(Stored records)
========
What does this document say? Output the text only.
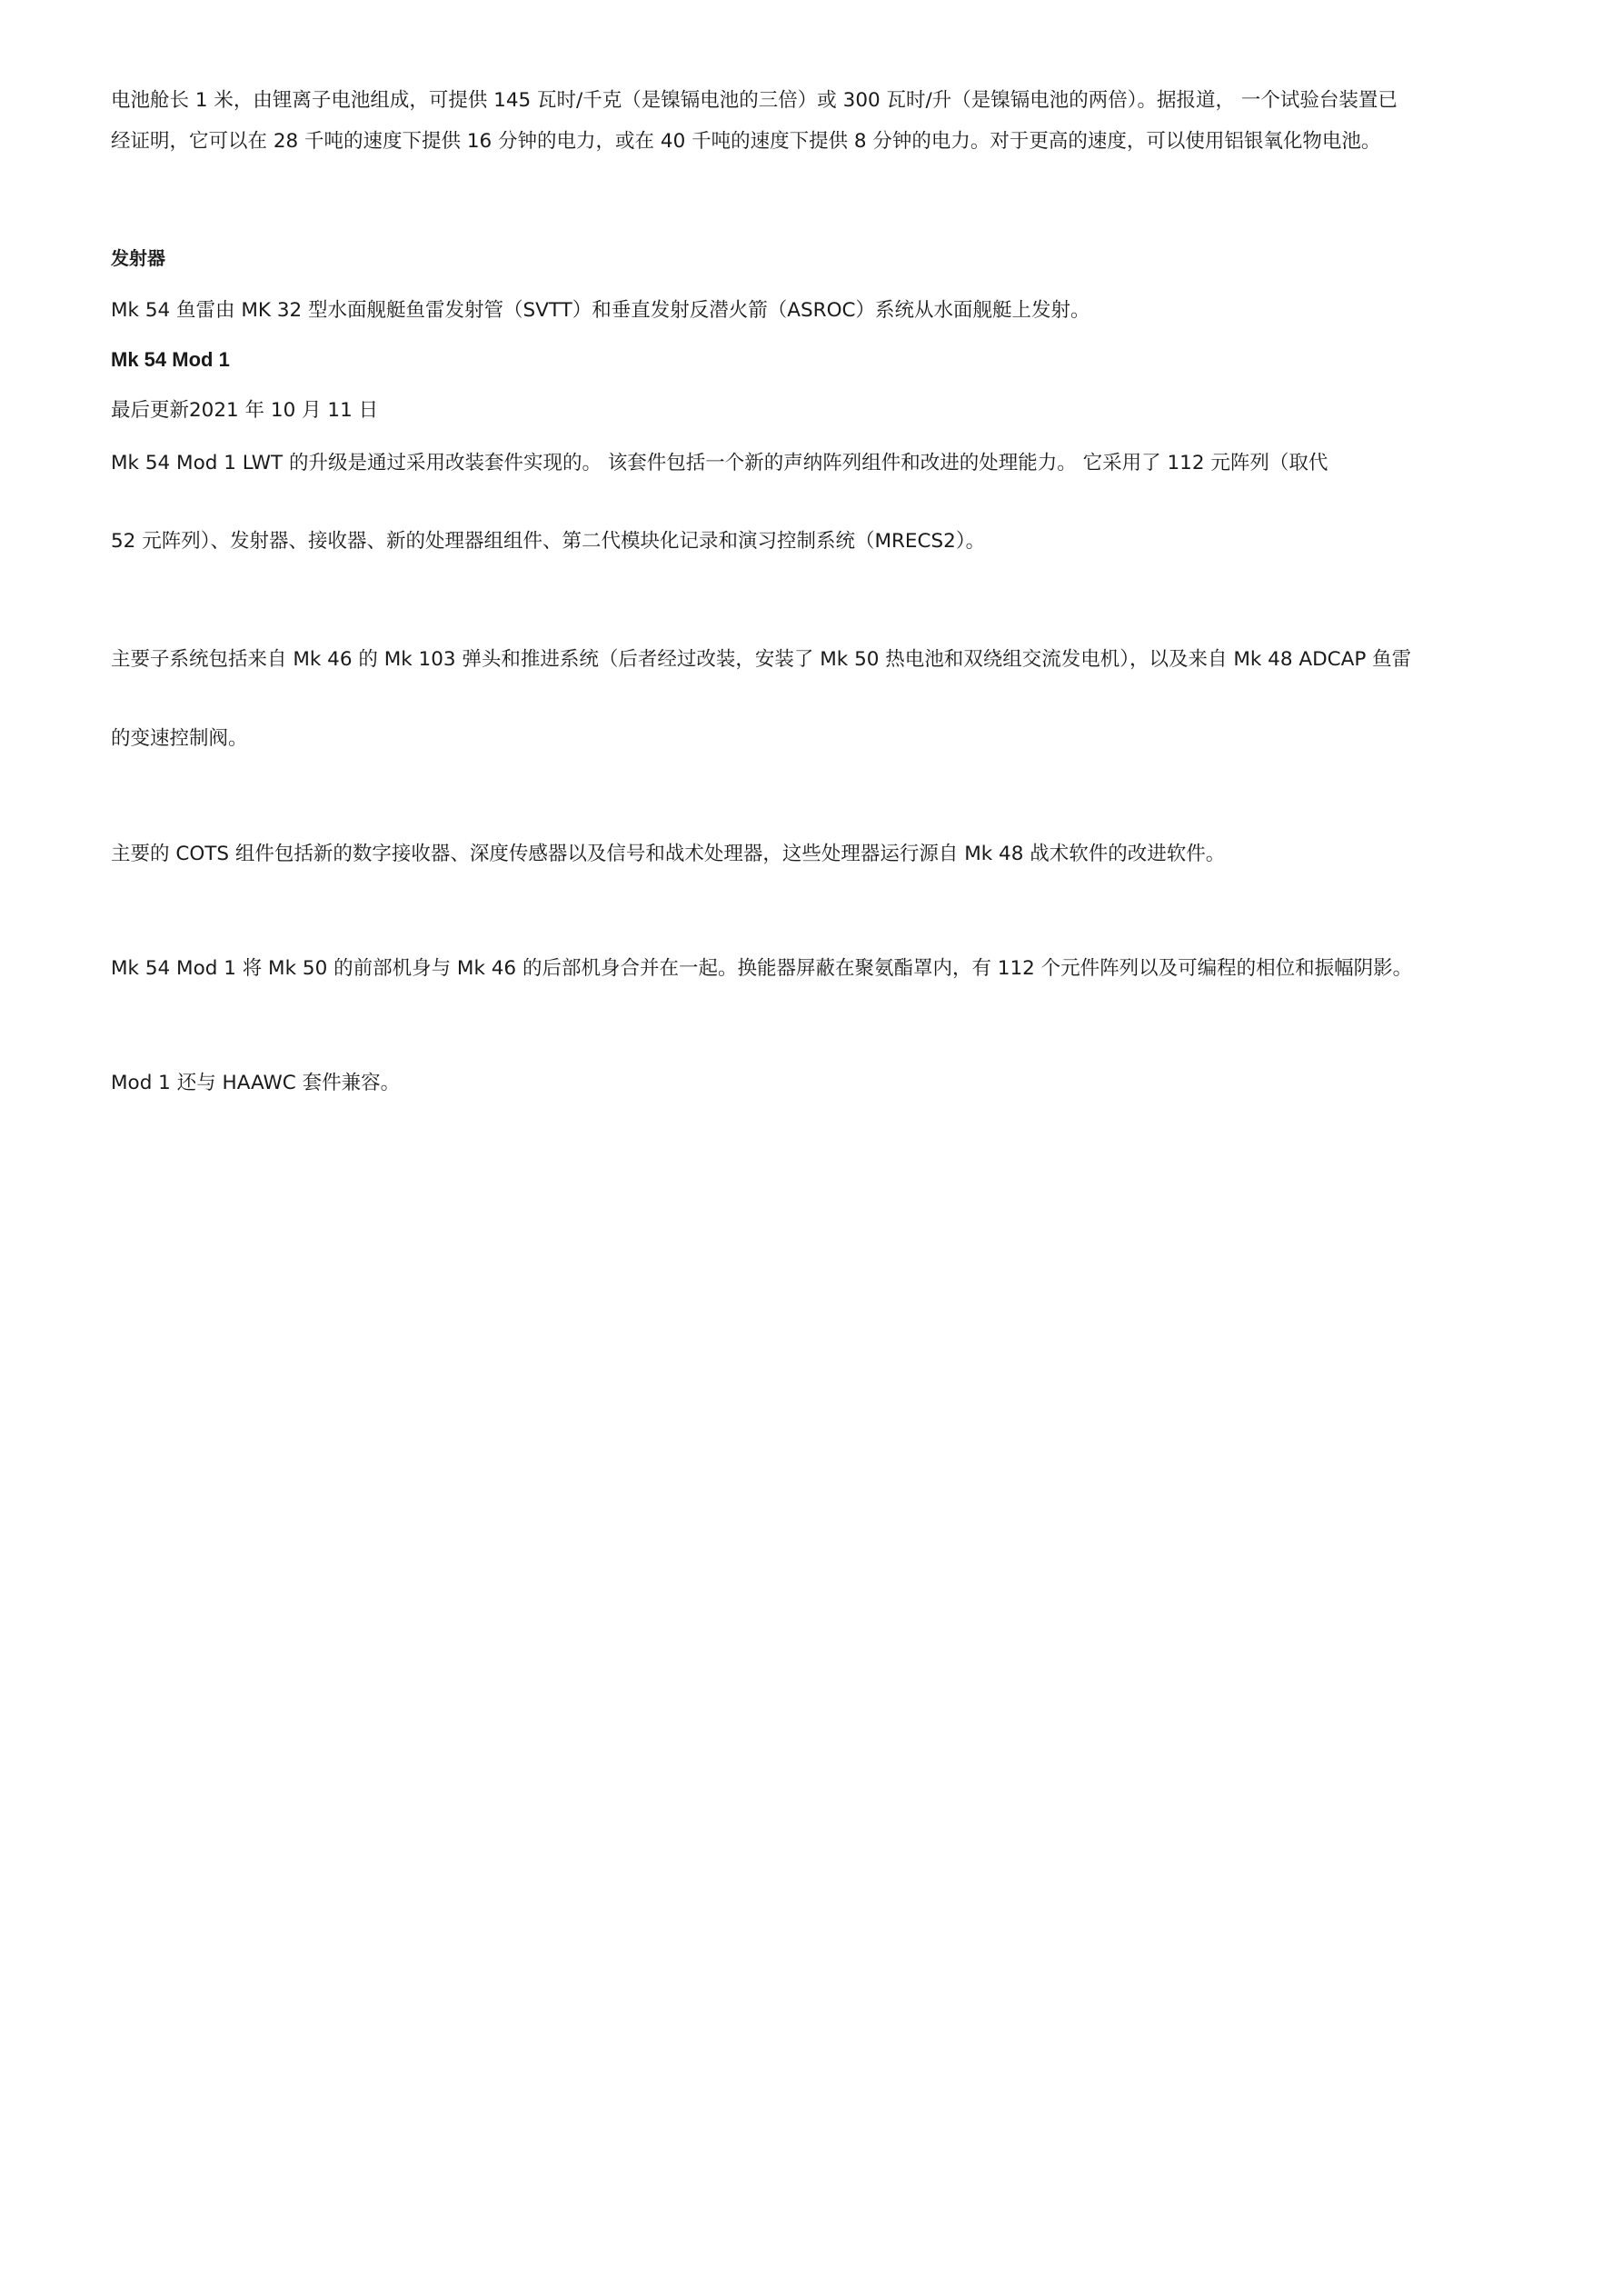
电池舱长 1 米，由锂离子电池组成，可提供 145 瓦时/千克（是镍镉电池的三倍）或 300 瓦时/升（是镍镉电池的两倍）。据报道， 一个试验台装置已

经证明，它可以在 28 千吨的速度下提供 16 分钟的电力，或在 40 千吨的速度下提供 8 分钟的电力。对于更高的速度，可以使用铝银氧化物电池。

发射器

Mk 54 鱼雷由 MK 32 型水面舰艇鱼雷发射管（SVTT）和垂直发射反潜火箭（ASROC）系统从水面舰艇上发射。

Mk 54 Mod 1

最后更新2021 年 10 月 11 日

Mk 54 Mod 1 LWT 的升级是通过采用改装套件实现的。 该套件包括一个新的声纳阵列组件和改进的处理能力。 它采用了 112 元阵列（取代

52 元阵列）、发射器、接收器、新的处理器组组件、第二代模块化记录和演习控制系统（MRECS2）。

主要子系统包括来自 Mk 46 的 Mk 103 弹头和推进系统（后者经过改装，安装了 Mk 50 热电池和双绕组交流发电机），以及来自 Mk 48 ADCAP 鱼雷

的变速控制阀。

主要的 COTS 组件包括新的数字接收器、深度传感器以及信号和战术处理器，这些处理器运行源自 Mk 48 战术软件的改进软件。

Mk 54 Mod 1 将 Mk 50 的前部机身与 Mk 46 的后部机身合并在一起。换能器屏蔽在聚氨酯罩内，有 112 个元件阵列以及可编程的相位和振幅阴影。

Mod 1 还与 HAAWC 套件兼容。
========
▶ _EXERCISE PROMPT_:
Restate the whole listing above exactly, except for its images.

▶ _EXERCISE RESULT_:
What does this document say? Output the text only.
电池舱长 1 米，由锂离子电池组成，可提供 145 瓦时/千克（是镍镉电池的三倍）或 300 瓦时/升（是镍镉电池的两倍）。据报道， 一个试验台装置已

经证明，它可以在 28 千吨的速度下提供 16 分钟的电力，或在 40 千吨的速度下提供 8 分钟的电力。对于更高的速度，可以使用铝银氧化物电池。

发射器

Mk 54 鱼雷由 MK 32 型水面舰艇鱼雷发射管（SVTT）和垂直发射反潜火箭（ASROC）系统从水面舰艇上发射。

Mk 54 Mod 1

最后更新2021 年 10 月 11 日

Mk 54 Mod 1 LWT 的升级是通过采用改装套件实现的。 该套件包括一个新的声纳阵列组件和改进的处理能力。 它采用了 112 元阵列（取代

52 元阵列）、发射器、接收器、新的处理器组组件、第二代模块化记录和演习控制系统（MRECS2）。

主要子系统包括来自 Mk 46 的 Mk 103 弹头和推进系统（后者经过改装，安装了 Mk 50 热电池和双绕组交流发电机），以及来自 Mk 48 ADCAP 鱼雷

的变速控制阀。

主要的 COTS 组件包括新的数字接收器、深度传感器以及信号和战术处理器，这些处理器运行源自 Mk 48 战术软件的改进软件。

Mk 54 Mod 1 将 Mk 50 的前部机身与 Mk 46 的后部机身合并在一起。换能器屏蔽在聚氨酯罩内，有 112 个元件阵列以及可编程的相位和振幅阴影。

Mod 1 还与 HAAWC 套件兼容。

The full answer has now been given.